▸ **TRAVAIL À FAIRE**
**A.** Répondez à ces questions d'après le résumé des Barbares :
(i) Quelle ville les cavaliers des steppes conquièrent-ils ?
(ii) Quel métier le narrateur exerce-t-il dans cette ville ?
(iii) Qui capture le narrateur, et pour en faire quoi ?
**B.** Recopiez le passage du résumé qui commence par « Les Barbares - Jacques » et se termine par « comme des Barbares. ».

▸ **TEXTE À LIRE**
-=-=-=-=-
Les Barbares - Jacques Abeille
Le préambule au récit est la conquête de la ville de Terrèbre par les cavaliers des
steppes, ceux qu’on appelle les Barbares.
Le narrateur, obscur professeur linguiste à Terrèbre, se trouve au moment de
l’invasion être le seul connaisseur de la langue des cavaliers. Rattrapé par sa
culture, il va prendre des responsabilités dans la résistance des lettrés, qui
veulent comprendre la langue et les mœurs de l’occupant.
Capturé par le Prince des Barbares pour être son historiographe et l’accompagner
dans son voyage de retour vers les jardins statuaires, il va suivre la longue
chevauchée des cavaliers, à la suite de ce Prince qui part à la recherche de
ses racines. Et il découvre progressivement la bienveillance et la culture de
ceux qu’il appelait et pensait comme des Barbares.
-=-=-=-=-
▸ **JEU DE DONNÉES**
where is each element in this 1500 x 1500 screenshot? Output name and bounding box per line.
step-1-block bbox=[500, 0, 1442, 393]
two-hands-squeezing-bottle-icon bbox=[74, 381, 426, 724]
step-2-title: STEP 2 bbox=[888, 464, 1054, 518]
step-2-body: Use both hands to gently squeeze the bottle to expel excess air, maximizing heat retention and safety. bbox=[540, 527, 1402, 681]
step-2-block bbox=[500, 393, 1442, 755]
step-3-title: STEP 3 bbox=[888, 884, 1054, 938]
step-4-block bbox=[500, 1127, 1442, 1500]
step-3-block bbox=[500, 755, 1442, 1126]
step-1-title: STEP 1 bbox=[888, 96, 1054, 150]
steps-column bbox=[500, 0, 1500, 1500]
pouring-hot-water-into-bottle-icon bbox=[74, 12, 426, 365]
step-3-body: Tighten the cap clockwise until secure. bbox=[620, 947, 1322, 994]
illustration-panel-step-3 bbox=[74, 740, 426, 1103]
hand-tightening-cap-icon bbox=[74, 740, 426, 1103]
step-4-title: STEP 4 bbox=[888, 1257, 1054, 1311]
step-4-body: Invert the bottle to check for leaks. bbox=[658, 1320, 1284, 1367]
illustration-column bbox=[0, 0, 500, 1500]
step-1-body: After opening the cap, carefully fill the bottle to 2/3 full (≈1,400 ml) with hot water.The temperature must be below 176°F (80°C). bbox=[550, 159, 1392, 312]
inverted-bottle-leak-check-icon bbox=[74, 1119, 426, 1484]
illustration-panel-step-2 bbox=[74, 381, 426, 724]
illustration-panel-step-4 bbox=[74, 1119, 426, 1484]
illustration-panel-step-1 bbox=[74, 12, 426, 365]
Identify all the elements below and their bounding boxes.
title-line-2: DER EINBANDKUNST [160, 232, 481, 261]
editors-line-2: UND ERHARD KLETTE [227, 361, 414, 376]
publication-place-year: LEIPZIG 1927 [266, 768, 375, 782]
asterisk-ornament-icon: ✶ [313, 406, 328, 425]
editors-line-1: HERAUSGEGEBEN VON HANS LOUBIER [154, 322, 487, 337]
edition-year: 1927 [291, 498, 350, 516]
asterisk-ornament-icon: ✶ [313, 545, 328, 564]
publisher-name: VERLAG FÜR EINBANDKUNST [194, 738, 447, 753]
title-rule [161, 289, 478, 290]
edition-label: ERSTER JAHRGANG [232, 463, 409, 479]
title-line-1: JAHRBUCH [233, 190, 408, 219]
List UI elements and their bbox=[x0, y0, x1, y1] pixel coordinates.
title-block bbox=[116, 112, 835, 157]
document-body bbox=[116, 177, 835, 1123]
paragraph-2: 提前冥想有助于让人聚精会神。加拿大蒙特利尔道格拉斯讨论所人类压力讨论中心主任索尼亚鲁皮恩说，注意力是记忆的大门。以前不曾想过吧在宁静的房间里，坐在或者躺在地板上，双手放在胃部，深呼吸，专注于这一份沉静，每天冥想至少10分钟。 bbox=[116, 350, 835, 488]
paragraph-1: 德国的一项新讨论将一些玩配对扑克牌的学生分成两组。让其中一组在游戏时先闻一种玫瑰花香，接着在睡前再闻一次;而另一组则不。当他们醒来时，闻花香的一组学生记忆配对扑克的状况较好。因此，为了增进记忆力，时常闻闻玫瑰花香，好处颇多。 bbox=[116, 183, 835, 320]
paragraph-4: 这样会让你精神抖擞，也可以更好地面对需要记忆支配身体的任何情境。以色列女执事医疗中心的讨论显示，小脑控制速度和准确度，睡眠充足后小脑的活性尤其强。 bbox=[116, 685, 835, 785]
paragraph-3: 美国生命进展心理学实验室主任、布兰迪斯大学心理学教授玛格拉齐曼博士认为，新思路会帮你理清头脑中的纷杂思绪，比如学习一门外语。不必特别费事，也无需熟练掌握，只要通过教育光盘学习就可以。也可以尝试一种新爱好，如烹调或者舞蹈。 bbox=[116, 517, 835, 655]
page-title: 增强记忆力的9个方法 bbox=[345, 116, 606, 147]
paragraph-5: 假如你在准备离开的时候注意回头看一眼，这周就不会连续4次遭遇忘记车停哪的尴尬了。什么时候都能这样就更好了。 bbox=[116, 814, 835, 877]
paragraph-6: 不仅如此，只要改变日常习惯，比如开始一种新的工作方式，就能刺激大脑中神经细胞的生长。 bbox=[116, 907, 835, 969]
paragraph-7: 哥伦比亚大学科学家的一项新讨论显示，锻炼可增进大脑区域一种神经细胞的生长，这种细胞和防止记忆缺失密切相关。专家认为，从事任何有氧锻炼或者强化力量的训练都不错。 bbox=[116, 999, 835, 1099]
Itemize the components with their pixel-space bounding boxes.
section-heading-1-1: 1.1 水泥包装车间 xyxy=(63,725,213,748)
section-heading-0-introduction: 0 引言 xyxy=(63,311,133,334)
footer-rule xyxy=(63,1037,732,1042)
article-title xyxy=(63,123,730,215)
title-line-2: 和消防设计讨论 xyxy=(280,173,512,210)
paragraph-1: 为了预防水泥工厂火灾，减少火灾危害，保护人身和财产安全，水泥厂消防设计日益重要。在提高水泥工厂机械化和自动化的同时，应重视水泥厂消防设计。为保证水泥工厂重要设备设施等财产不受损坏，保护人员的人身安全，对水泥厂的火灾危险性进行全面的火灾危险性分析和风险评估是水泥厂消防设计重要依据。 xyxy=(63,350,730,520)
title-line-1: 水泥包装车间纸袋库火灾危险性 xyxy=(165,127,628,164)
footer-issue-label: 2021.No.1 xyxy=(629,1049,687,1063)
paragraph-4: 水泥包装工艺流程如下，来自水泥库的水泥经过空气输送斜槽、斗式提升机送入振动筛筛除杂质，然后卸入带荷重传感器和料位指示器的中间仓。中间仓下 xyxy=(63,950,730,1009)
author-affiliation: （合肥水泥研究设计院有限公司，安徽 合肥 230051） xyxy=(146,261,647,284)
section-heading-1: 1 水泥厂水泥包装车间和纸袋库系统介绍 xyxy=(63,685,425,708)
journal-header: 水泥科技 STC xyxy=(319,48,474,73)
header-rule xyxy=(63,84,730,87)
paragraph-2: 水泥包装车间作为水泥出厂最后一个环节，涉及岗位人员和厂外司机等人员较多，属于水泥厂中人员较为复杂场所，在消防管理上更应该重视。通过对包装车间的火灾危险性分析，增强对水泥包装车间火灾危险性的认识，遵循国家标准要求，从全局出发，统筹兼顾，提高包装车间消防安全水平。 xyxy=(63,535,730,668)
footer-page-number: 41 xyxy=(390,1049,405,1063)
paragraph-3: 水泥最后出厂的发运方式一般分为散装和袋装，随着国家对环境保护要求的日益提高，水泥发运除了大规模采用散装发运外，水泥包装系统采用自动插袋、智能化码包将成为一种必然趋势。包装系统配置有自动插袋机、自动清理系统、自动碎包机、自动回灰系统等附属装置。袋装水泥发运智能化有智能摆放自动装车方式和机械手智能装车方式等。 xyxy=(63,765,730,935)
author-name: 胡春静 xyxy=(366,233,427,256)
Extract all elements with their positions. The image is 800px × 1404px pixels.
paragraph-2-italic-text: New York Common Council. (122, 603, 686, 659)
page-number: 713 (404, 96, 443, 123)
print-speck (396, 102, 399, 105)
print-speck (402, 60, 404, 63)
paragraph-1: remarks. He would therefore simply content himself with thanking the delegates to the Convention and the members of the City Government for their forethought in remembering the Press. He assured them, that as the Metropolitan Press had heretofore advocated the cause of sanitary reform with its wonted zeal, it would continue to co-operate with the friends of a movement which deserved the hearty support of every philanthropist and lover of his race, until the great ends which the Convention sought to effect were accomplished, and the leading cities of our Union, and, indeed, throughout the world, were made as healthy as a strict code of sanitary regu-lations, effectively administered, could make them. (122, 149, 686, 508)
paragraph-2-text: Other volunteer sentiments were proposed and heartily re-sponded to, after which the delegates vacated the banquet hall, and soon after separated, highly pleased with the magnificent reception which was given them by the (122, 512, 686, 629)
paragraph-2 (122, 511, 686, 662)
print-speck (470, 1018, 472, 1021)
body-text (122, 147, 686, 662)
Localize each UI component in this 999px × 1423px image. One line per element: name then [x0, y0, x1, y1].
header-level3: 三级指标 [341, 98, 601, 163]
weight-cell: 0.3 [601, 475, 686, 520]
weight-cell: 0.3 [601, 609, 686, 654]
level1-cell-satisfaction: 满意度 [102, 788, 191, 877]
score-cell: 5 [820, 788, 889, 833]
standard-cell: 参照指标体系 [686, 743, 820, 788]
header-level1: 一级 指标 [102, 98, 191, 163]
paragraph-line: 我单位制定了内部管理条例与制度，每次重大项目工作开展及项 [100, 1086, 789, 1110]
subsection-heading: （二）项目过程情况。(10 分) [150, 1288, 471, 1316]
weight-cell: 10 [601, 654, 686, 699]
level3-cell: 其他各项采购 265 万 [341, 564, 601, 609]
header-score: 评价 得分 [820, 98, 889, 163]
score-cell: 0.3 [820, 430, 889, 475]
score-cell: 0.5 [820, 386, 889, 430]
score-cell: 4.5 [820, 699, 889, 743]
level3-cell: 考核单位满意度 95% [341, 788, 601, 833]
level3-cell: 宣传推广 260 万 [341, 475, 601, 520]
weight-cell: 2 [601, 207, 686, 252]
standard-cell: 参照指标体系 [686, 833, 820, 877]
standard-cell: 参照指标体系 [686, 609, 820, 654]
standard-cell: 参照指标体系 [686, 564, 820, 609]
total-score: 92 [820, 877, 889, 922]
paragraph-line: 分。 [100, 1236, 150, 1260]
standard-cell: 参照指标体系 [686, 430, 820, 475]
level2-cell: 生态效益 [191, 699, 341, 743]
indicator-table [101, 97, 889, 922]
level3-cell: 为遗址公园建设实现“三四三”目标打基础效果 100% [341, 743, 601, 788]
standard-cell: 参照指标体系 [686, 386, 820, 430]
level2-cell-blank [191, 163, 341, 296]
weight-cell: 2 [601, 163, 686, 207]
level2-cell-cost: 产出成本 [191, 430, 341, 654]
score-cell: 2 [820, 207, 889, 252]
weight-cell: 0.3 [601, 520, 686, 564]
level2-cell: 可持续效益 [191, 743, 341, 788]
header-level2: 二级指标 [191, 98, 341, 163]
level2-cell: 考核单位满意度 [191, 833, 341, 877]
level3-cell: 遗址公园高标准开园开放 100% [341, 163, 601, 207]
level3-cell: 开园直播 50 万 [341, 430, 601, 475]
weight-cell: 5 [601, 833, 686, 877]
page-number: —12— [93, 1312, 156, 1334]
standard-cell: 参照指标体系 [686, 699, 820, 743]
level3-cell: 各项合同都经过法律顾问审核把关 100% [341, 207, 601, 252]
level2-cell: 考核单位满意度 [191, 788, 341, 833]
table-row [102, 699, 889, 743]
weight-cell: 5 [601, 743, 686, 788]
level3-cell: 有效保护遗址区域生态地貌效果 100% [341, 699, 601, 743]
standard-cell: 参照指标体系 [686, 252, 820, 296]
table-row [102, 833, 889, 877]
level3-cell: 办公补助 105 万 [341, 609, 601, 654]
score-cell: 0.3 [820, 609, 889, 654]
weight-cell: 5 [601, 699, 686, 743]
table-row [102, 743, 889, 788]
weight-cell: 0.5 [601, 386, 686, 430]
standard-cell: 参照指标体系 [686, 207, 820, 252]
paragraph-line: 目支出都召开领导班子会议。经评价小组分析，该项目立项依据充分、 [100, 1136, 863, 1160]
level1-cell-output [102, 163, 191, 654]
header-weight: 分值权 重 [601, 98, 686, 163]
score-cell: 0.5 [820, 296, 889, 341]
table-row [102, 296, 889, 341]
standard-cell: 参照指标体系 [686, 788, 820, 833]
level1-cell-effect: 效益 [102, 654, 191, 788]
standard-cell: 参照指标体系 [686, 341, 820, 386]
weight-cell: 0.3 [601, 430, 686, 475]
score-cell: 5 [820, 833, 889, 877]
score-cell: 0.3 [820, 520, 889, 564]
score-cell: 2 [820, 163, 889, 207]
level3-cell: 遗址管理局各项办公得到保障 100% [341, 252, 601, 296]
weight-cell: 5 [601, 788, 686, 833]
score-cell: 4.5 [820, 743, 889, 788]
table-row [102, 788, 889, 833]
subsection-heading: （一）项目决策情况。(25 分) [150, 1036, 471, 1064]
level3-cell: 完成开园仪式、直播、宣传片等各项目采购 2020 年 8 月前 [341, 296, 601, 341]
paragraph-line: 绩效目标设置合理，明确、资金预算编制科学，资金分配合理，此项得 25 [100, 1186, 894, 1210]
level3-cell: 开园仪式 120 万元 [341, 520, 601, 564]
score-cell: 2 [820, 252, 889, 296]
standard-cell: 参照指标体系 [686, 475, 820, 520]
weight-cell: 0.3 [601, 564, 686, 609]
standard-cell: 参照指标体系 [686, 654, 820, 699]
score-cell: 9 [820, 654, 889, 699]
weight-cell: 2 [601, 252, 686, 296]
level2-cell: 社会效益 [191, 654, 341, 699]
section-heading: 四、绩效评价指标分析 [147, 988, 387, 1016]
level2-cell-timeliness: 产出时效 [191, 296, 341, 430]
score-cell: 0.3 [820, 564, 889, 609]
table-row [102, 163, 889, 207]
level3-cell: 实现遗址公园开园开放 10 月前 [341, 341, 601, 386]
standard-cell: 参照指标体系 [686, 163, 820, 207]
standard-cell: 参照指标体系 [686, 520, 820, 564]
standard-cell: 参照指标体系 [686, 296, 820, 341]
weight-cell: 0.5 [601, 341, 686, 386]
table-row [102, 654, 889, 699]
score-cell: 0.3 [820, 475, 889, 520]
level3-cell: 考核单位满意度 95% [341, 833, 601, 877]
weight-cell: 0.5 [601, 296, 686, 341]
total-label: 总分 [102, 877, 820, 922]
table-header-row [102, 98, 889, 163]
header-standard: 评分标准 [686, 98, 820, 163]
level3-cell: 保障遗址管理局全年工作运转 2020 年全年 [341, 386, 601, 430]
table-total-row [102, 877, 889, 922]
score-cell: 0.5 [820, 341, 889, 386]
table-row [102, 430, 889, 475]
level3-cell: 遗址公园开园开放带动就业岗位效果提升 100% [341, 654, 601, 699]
-=-=-=-=-
▸ **CORRIGÉ DE L'EXERCICE**
**A.**
(i) La ville de Terrèbre.
(ii) Il est un obscur professeur linguiste.
(iii) Le Prince des Barbares, pour en faire son historiographe.

**B.**
Les Barbares - Jacques Abeille
Le préambule au récit est la conquête de la ville de Terrèbre par les cavaliers des
steppes, ceux qu’on appelle les Barbares.
Le narrateur, obscur professeur linguiste à Terrèbre, se trouve au moment de
l’invasion être le seul connaisseur de la langue des cavaliers. Rattrapé par sa
culture, il va prendre des responsabilités dans la résistance des lettrés, qui
veulent comprendre la langue et les mœurs de l’occupant.
Capturé par le Prince des Barbares pour être son historiographe et l’accompagner
dans son voyage de retour vers les jardins statuaires, il va suivre la longue
chevauchée des cavaliers, à la suite de ce Prince qui part à la recherche de
ses racines. Et il découvre progressivement la bienveillance et la culture de
ceux qu’il appelait et pensait comme des Barbares.